* RECORDS SUPPLIED *
━━━
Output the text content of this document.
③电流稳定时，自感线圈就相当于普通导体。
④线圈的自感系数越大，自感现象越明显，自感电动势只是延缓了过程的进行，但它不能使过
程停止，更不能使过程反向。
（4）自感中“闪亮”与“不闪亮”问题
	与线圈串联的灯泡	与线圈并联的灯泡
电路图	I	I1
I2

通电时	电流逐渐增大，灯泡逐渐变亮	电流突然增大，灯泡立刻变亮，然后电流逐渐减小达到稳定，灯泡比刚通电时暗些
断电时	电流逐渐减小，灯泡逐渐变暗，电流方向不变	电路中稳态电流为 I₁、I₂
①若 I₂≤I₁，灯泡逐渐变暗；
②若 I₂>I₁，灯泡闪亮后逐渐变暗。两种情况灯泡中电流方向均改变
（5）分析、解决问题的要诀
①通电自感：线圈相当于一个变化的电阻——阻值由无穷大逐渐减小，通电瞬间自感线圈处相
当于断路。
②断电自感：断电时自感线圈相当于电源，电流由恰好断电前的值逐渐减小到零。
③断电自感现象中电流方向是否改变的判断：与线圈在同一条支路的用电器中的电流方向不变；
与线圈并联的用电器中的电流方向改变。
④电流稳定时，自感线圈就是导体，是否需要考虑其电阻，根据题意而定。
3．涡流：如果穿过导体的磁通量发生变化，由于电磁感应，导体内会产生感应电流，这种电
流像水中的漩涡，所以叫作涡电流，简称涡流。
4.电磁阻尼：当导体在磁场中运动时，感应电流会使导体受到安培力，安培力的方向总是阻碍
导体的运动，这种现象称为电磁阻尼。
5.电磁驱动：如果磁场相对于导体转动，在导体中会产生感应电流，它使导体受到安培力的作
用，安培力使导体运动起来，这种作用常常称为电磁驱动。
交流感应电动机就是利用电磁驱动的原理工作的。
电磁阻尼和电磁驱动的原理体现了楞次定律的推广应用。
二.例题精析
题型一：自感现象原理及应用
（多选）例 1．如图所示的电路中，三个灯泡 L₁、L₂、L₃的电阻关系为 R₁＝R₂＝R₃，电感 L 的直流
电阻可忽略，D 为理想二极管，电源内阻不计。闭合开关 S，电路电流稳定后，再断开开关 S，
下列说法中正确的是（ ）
━━━
* YOUR GOAL *
Write out the full listing exactly as given.

* COMPLETED TASK *
Output the text content of this document.
③电流稳定时，自感线圈就相当于普通导体。
④线圈的自感系数越大，自感现象越明显，自感电动势只是延缓了过程的进行，但它不能使过
程停止，更不能使过程反向。
（4）自感中“闪亮”与“不闪亮”问题
	与线圈串联的灯泡	与线圈并联的灯泡
电路图	I	I1
I2

通电时	电流逐渐增大，灯泡逐渐变亮	电流突然增大，灯泡立刻变亮，然后电流逐渐减小达到稳定，灯泡比刚通电时暗些
断电时	电流逐渐减小，灯泡逐渐变暗，电流方向不变	电路中稳态电流为 I₁、I₂
①若 I₂≤I₁，灯泡逐渐变暗；
②若 I₂>I₁，灯泡闪亮后逐渐变暗。两种情况灯泡中电流方向均改变
（5）分析、解决问题的要诀
①通电自感：线圈相当于一个变化的电阻——阻值由无穷大逐渐减小，通电瞬间自感线圈处相
当于断路。
②断电自感：断电时自感线圈相当于电源，电流由恰好断电前的值逐渐减小到零。
③断电自感现象中电流方向是否改变的判断：与线圈在同一条支路的用电器中的电流方向不变；
与线圈并联的用电器中的电流方向改变。
④电流稳定时，自感线圈就是导体，是否需要考虑其电阻，根据题意而定。
3．涡流：如果穿过导体的磁通量发生变化，由于电磁感应，导体内会产生感应电流，这种电
流像水中的漩涡，所以叫作涡电流，简称涡流。
4.电磁阻尼：当导体在磁场中运动时，感应电流会使导体受到安培力，安培力的方向总是阻碍
导体的运动，这种现象称为电磁阻尼。
5.电磁驱动：如果磁场相对于导体转动，在导体中会产生感应电流，它使导体受到安培力的作
用，安培力使导体运动起来，这种作用常常称为电磁驱动。
交流感应电动机就是利用电磁驱动的原理工作的。
电磁阻尼和电磁驱动的原理体现了楞次定律的推广应用。
二.例题精析
题型一：自感现象原理及应用
（多选）例 1．如图所示的电路中，三个灯泡 L₁、L₂、L₃的电阻关系为 R₁＝R₂＝R₃，电感 L 的直流
电阻可忽略，D 为理想二极管，电源内阻不计。闭合开关 S，电路电流稳定后，再断开开关 S，
下列说法中正确的是（ ）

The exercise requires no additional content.